== Selected text ==
Kathrin Cohen Kadosh
Dr. Kathrin Cohen Kadosh is an Associate Professor in Developmental Cognitive Neuroscience at the University of Surrey, where she is head of the Social Brain & Development Lab and the multidisciplinary Brain Nutrition Gut Microbiome group. She read for her Ph.D. at Birkbeck College, University of London and went on to receive postdoctoral training at University College London, King's College London, the National Institutes of Health (USA) and the University of Oxford. A developmental cognitive neuroscientist, she combines behavioural assessments and brain-imaging techniques to understand how improving cognitive abilities and changes in brain function and structure shape the emerging brain network and subsequent behaviour. Another line of her work investigates the role of the microbiome gut-brain axis on mental health and well-being in development, using psychobiotic interventions such as prebiotics to enhance behaviour and brain function in children and adolescents. She has held a number of national and international research grants and collaborates with industrial partners and charities. Her work has been published in reputed academic journals and textbook chapters and she serves as a reviewer on a number of national and international research panels.

== Task description ==
In the profile above, at which institution did Kathrin Cohen Kadosh read for her Ph.D.?

== Supplied records ==
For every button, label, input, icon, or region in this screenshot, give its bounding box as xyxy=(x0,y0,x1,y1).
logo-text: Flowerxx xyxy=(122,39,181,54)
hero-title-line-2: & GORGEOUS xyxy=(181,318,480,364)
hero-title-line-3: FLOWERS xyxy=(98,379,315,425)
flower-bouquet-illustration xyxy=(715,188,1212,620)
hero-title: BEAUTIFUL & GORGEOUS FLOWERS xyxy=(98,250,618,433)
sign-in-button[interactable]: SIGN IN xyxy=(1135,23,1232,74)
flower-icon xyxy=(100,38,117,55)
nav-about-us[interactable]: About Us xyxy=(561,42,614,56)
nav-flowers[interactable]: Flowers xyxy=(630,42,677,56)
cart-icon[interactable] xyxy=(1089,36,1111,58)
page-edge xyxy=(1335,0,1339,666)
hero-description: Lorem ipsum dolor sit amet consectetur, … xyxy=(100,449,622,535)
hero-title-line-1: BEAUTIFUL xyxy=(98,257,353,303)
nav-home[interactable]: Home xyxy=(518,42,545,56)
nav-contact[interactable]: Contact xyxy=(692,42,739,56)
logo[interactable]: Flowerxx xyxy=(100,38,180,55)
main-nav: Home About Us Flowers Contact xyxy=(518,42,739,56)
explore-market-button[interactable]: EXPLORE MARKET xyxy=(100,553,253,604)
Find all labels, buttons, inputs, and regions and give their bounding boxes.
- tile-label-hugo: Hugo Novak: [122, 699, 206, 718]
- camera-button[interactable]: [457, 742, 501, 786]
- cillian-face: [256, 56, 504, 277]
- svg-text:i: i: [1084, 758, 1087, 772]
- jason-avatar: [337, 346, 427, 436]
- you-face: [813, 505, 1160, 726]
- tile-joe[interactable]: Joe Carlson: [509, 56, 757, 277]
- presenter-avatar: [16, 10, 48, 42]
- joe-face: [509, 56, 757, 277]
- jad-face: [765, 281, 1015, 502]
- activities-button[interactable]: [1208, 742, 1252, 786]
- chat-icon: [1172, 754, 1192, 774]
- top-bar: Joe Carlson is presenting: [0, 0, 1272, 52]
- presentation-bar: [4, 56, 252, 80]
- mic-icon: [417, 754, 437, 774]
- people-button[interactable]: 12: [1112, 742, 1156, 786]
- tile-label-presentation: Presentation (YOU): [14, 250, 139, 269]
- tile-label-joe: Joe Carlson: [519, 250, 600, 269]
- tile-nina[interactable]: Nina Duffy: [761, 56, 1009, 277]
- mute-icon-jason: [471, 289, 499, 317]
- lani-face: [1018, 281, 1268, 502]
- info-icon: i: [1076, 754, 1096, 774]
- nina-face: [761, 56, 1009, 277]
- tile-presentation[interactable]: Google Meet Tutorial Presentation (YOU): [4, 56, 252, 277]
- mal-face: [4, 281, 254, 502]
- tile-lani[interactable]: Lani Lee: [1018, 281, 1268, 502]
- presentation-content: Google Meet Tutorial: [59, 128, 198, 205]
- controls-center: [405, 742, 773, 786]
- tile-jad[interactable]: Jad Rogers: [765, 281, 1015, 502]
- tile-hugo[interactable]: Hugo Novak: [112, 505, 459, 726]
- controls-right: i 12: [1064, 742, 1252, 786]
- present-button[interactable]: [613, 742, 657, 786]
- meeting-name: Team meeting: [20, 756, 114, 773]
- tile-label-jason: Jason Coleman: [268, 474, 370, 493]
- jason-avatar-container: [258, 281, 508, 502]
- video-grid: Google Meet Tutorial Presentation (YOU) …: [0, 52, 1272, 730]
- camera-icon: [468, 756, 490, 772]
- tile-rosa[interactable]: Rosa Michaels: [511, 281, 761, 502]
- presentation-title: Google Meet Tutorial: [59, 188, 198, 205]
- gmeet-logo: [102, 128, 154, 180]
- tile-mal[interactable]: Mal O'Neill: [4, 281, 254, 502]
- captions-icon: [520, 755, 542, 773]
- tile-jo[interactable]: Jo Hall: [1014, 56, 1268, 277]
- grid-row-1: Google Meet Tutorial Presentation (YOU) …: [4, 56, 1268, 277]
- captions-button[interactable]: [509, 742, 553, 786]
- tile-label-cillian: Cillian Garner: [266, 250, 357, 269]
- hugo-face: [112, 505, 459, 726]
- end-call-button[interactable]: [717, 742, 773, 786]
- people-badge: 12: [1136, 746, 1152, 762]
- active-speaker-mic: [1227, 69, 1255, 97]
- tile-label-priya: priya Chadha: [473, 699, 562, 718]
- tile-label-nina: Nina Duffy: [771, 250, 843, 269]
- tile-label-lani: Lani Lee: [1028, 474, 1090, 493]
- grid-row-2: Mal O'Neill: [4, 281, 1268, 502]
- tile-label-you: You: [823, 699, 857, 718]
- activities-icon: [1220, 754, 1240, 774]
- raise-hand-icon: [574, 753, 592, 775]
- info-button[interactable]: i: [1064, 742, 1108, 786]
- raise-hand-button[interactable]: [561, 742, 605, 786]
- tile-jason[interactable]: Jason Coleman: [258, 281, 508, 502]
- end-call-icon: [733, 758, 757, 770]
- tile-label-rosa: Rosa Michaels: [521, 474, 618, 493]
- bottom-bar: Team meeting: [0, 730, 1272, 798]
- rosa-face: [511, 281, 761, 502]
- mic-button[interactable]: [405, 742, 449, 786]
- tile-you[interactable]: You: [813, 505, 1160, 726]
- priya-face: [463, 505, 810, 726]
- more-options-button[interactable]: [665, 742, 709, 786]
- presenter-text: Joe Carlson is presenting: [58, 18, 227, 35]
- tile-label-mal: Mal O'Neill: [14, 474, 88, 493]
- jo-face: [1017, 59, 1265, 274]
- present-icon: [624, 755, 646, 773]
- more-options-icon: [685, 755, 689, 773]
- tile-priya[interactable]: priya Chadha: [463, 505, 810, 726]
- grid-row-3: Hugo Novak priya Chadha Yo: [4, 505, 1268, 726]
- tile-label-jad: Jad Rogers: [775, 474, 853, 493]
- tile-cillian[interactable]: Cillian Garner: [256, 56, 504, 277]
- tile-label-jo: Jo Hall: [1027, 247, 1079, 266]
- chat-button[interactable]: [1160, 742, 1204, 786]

== Result of the exercise ==
Birkbeck College, University of London